start

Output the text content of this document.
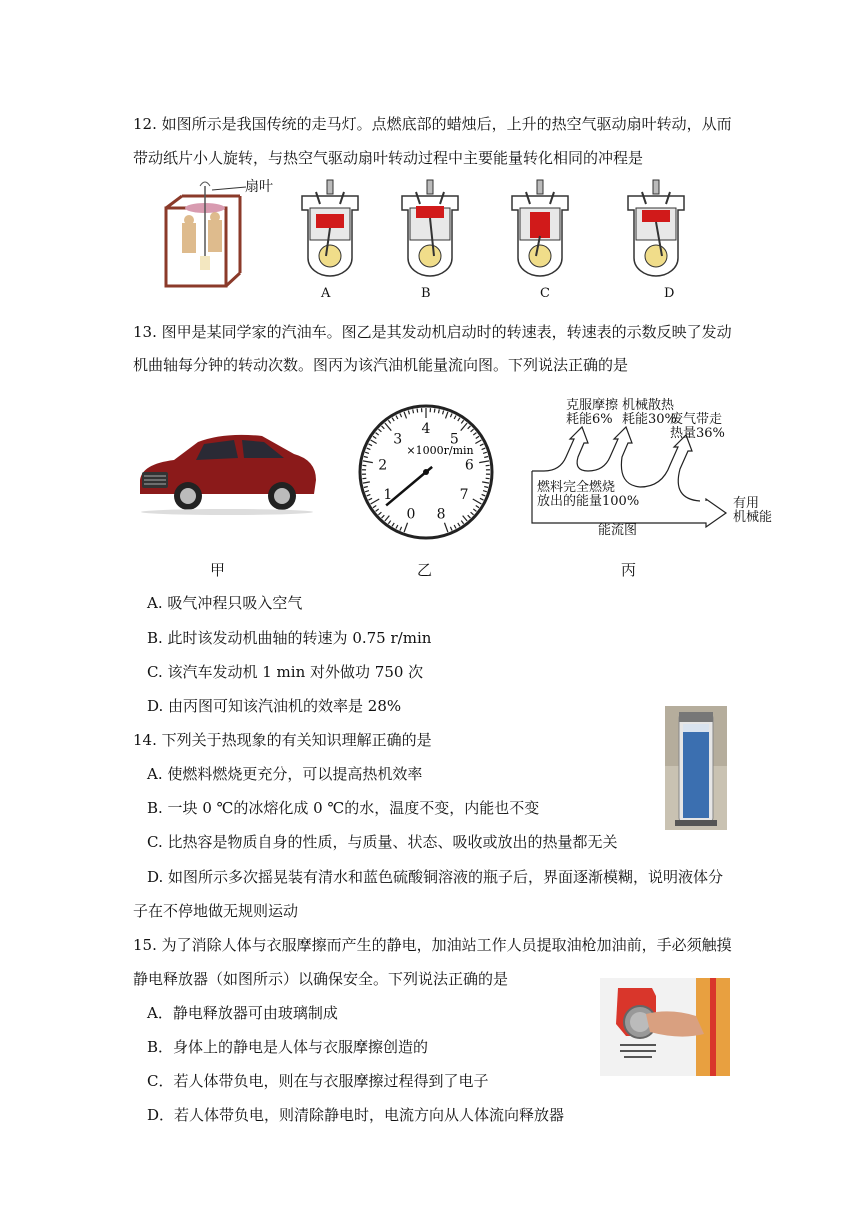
12. 如图所示是我国传统的走马灯。点燃底部的蜡烛后，上升的热空气驱动扇叶转动，从而
带动纸片小人旋转，与热空气驱动扇叶转动过程中主要能量转化相同的冲程是
扇叶
A	B	C	D
13. 图甲是某同学家的汽油车。图乙是其发动机启动时的转速表，转速表的示数反映了发动
机曲轴每分钟的转动次数。图丙为该汽油机能量流向图。下列说法正确的是
0
1
2
3
4
5
6
7
8
×1000r/min
克服摩擦
耗能6%
机械散热
耗能30%
废气带走
热量36%
燃料完全燃烧
放出的能量100%	有用
机械能
能流图
甲	乙	丙
A. 吸气冲程只吸入空气
B. 此时该发动机曲轴的转速为 0.75 r/min
C. 该汽车发动机 1 min 对外做功 750 次
D. 由丙图可知该汽油机的效率是 28%
14. 下列关于热现象的有关知识理解正确的是
A. 使燃料燃烧更充分，可以提高热机效率
B. 一块 0 ℃的冰熔化成 0 ℃的水，温度不变，内能也不变
C. 比热容是物质自身的性质，与质量、状态、吸收或放出的热量都无关
D. 如图所示多次摇晃装有清水和蓝色硫酸铜溶液的瓶子后，界面逐渐模糊，说明液体分
子在不停地做无规则运动
15. 为了消除人体与衣服摩擦而产生的静电，加油站工作人员提取油枪加油前，手必须触摸
静电释放器（如图所示）以确保安全。下列说法正确的是
A．静电释放器可由玻璃制成
B．身体上的静电是人体与衣服摩擦创造的
C．若人体带负电，则在与衣服摩擦过程得到了电子
D．若人体带负电，则清除静电时，电流方向从人体流向释放器
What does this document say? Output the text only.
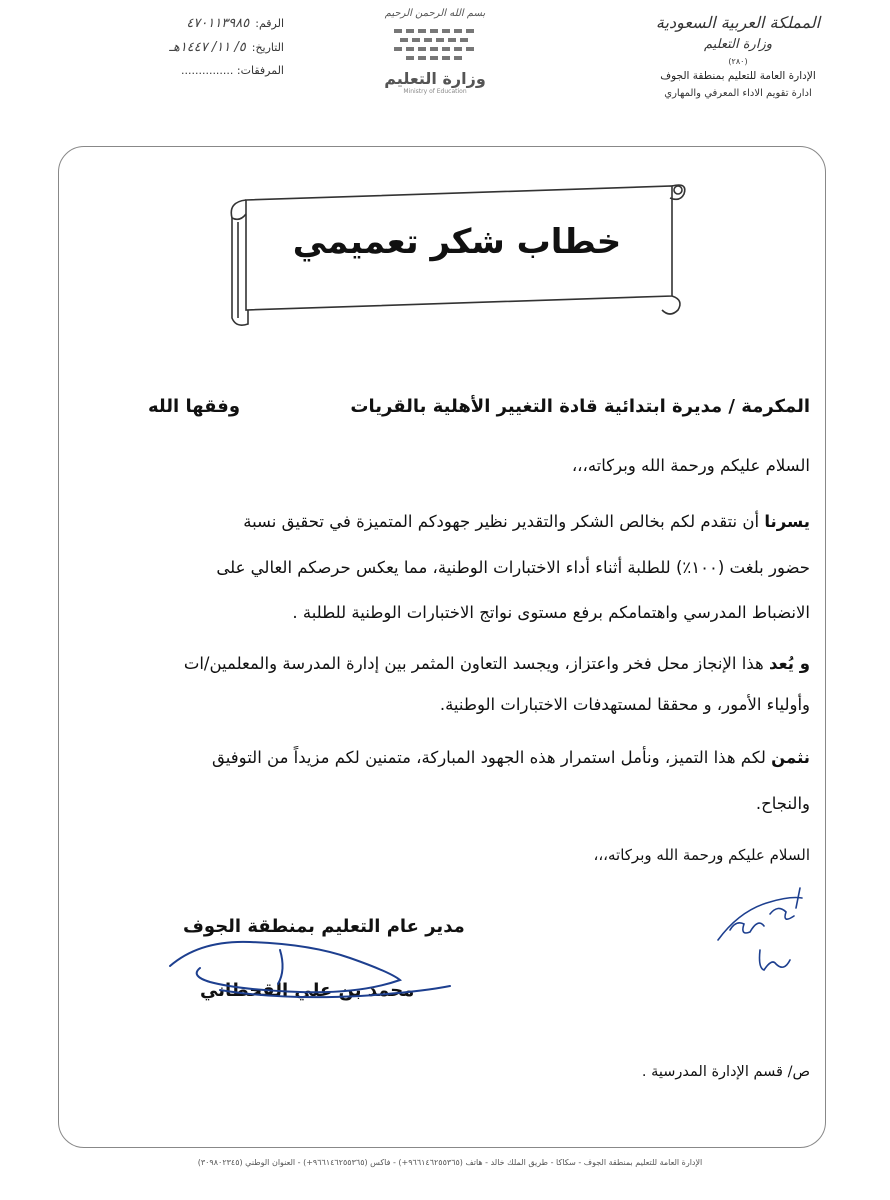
المملكة العربية السعودية
وزارة التعليم
(٢٨٠)
الإدارة العامة للتعليم بمنطقة الجوف
ادارة تقويم الاداء المعرفي والمهاري
بسم الله الرحمن الرحيم
وزارة التعليم
Ministry of Education
الرقم:
٤٧٠١١٣٩٨٥
التاريخ:
٥/ ١١/ ١٤٤٧هـ
المرفقات: ...............
خطاب شكر تعميمي
المكرمة / مديرة ابتدائية قادة التغيير الأهلية بالقريات
وفقها الله
السلام عليكم ورحمة الله وبركاته،،،
يسرنا أن نتقدم لكم بخالص الشكر والتقدير نظير جهودكم المتميزة في تحقيق نسبة
حضور بلغت (١٠٠٪) للطلبة أثناء أداء الاختبارات الوطنية، مما يعكس حرصكم العالي على
الانضباط المدرسي واهتمامكم برفع مستوى نواتج الاختبارات الوطنية للطلبة .
و يُعد هذا الإنجاز محل فخر واعتزاز، ويجسد التعاون المثمر بين إدارة المدرسة والمعلمين/ات
وأولياء الأمور، و محققا لمستهدفات الاختبارات الوطنية.
نثمن لكم هذا التميز، ونأمل استمرار هذه الجهود المباركة، متمنين لكم مزيداً من التوفيق
والنجاح.
السلام عليكم ورحمة الله وبركاته،،،
مدير عام التعليم بمنطقة الجوف
محمد بن علي القحطاني
ص/ قسم الإدارة المدرسية .
الإدارة العامة للتعليم بمنطقة الجوف - سكاكا - طريق الملك خالد - هاتف (٩٦٦١٤٦٢٥٥٣٦٥+) - فاكس (٩٦٦١٤٦٢٥٥٣٦٥+) - العنوان الوطني (٣٠٩٨٠٢٣٤٥)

end

Of the lines in the listing, how many hold the word "للطلبة"? Nothing but the number is needed.

2